INSTRUCTION:
Find every line in the records below that contains the string "legend", matching case exactly, and copy each of those lines.

+===+

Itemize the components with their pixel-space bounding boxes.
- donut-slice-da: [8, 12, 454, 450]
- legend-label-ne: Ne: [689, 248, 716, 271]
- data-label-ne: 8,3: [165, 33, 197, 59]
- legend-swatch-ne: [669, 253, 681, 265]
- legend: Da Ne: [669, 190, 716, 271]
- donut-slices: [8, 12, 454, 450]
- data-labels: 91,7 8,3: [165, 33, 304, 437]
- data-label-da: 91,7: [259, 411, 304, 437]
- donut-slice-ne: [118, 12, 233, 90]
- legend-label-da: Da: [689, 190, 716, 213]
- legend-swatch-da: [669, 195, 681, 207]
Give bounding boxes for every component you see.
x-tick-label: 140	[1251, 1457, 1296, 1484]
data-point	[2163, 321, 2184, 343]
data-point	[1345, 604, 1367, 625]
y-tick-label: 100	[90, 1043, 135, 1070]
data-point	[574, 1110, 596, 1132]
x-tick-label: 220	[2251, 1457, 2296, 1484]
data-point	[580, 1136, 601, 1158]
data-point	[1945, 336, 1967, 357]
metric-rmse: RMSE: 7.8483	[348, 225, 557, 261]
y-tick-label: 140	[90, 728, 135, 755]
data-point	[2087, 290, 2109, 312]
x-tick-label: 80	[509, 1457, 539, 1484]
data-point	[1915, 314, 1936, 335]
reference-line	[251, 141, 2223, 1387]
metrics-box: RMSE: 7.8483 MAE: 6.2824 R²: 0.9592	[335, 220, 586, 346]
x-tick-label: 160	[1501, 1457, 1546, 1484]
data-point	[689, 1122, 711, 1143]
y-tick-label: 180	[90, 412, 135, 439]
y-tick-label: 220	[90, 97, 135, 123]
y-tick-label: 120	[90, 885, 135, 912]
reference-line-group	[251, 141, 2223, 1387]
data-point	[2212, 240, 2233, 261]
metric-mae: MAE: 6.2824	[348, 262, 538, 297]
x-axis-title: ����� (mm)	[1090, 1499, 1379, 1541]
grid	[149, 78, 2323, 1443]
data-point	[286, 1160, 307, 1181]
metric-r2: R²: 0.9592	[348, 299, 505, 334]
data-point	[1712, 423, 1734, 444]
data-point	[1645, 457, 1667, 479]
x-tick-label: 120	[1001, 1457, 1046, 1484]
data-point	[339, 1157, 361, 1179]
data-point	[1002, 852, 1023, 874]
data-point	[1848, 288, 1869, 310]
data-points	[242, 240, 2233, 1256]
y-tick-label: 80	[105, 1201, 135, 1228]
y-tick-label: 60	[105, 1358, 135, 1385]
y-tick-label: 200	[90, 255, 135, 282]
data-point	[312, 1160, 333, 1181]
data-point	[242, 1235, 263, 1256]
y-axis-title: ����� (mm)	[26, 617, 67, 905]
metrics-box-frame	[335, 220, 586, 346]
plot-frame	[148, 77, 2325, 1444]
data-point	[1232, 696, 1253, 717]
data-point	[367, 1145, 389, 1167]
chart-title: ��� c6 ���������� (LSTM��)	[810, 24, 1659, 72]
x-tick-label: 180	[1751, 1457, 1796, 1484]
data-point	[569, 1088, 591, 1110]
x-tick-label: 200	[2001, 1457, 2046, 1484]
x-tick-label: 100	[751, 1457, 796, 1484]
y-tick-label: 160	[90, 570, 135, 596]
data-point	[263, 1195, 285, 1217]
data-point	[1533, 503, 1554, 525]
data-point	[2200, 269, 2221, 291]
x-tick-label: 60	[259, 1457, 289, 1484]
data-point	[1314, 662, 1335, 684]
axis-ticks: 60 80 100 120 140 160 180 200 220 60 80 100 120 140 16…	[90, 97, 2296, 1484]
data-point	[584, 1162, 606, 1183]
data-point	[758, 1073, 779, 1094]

+===+

SOLUTION FOR THIS EXERCISE:
- legend-label-ne: Ne: [689, 248, 716, 271]
- legend-swatch-ne: [669, 253, 681, 265]
- legend: Da Ne: [669, 190, 716, 271]
- legend-label-da: Da: [689, 190, 716, 213]
- legend-swatch-da: [669, 195, 681, 207]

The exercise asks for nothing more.